# Start of RECORD EXCERPTS

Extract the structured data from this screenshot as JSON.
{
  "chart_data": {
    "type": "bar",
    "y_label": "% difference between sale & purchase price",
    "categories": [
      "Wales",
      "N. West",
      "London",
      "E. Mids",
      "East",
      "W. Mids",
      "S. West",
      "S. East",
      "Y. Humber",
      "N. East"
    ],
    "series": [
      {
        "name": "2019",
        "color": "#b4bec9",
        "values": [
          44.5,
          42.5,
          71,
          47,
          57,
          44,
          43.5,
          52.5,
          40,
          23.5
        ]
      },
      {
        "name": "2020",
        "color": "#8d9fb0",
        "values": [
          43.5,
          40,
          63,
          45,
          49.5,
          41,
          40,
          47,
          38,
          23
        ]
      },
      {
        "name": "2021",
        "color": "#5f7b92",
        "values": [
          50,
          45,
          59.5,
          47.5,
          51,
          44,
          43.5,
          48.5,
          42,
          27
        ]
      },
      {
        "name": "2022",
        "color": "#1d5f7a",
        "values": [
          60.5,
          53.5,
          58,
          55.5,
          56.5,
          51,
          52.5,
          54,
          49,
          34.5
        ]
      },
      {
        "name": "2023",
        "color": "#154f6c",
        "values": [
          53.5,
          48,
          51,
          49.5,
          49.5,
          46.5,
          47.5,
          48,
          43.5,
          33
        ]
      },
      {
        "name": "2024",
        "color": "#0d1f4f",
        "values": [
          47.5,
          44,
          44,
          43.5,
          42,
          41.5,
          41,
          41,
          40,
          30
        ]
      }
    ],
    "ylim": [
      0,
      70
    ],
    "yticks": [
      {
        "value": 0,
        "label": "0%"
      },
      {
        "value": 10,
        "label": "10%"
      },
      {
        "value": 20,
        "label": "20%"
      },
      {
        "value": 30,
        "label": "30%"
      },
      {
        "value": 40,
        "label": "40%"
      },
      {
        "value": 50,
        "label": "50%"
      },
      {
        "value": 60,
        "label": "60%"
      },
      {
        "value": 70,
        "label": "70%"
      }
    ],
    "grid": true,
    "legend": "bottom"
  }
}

# End of RECORD EXCERPTS

■ **WHAT YOU WILL DO**
Output each record precisely as given.

■ **RESULT OF THIS TASK**
Extract the structured data from this screenshot as JSON.
{
  "chart_data": {
    "type": "bar",
    "y_label": "% difference between sale & purchase price",
    "categories": [
      "Wales",
      "N. West",
      "London",
      "E. Mids",
      "East",
      "W. Mids",
      "S. West",
      "S. East",
      "Y. Humber",
      "N. East"
    ],
    "series": [
      {
        "name": "2019",
        "color": "#b4bec9",
        "values": [
          44.5,
          42.5,
          71,
          47,
          57,
          44,
          43.5,
          52.5,
          40,
          23.5
        ]
      },
      {
        "name": "2020",
        "color": "#8d9fb0",
        "values": [
          43.5,
          40,
          63,
          45,
          49.5,
          41,
          40,
          47,
          38,
          23
        ]
      },
      {
        "name": "2021",
        "color": "#5f7b92",
        "values": [
          50,
          45,
          59.5,
          47.5,
          51,
          44,
          43.5,
          48.5,
          42,
          27
        ]
      },
      {
        "name": "2022",
        "color": "#1d5f7a",
        "values": [
          60.5,
          53.5,
          58,
          55.5,
          56.5,
          51,
          52.5,
          54,
          49,
          34.5
        ]
      },
      {
        "name": "2023",
        "color": "#154f6c",
        "values": [
          53.5,
          48,
          51,
          49.5,
          49.5,
          46.5,
          47.5,
          48,
          43.5,
          33
        ]
      },
      {
        "name": "2024",
        "color": "#0d1f4f",
        "values": [
          47.5,
          44,
          44,
          43.5,
          42,
          41.5,
          41,
          41,
          40,
          30
        ]
      }
    ],
    "ylim": [
      0,
      70
    ],
    "yticks": [
      {
        "value": 0,
        "label": "0%"
      },
      {
        "value": 10,
        "label": "10%"
      },
      {
        "value": 20,
        "label": "20%"
      },
      {
        "value": 30,
        "label": "30%"
      },
      {
        "value": 40,
        "label": "40%"
      },
      {
        "value": 50,
        "label": "50%"
      },
      {
        "value": 60,
        "label": "60%"
      },
      {
        "value": 70,
        "label": "70%"
      }
    ],
    "grid": true,
    "legend": "bottom"
  }
}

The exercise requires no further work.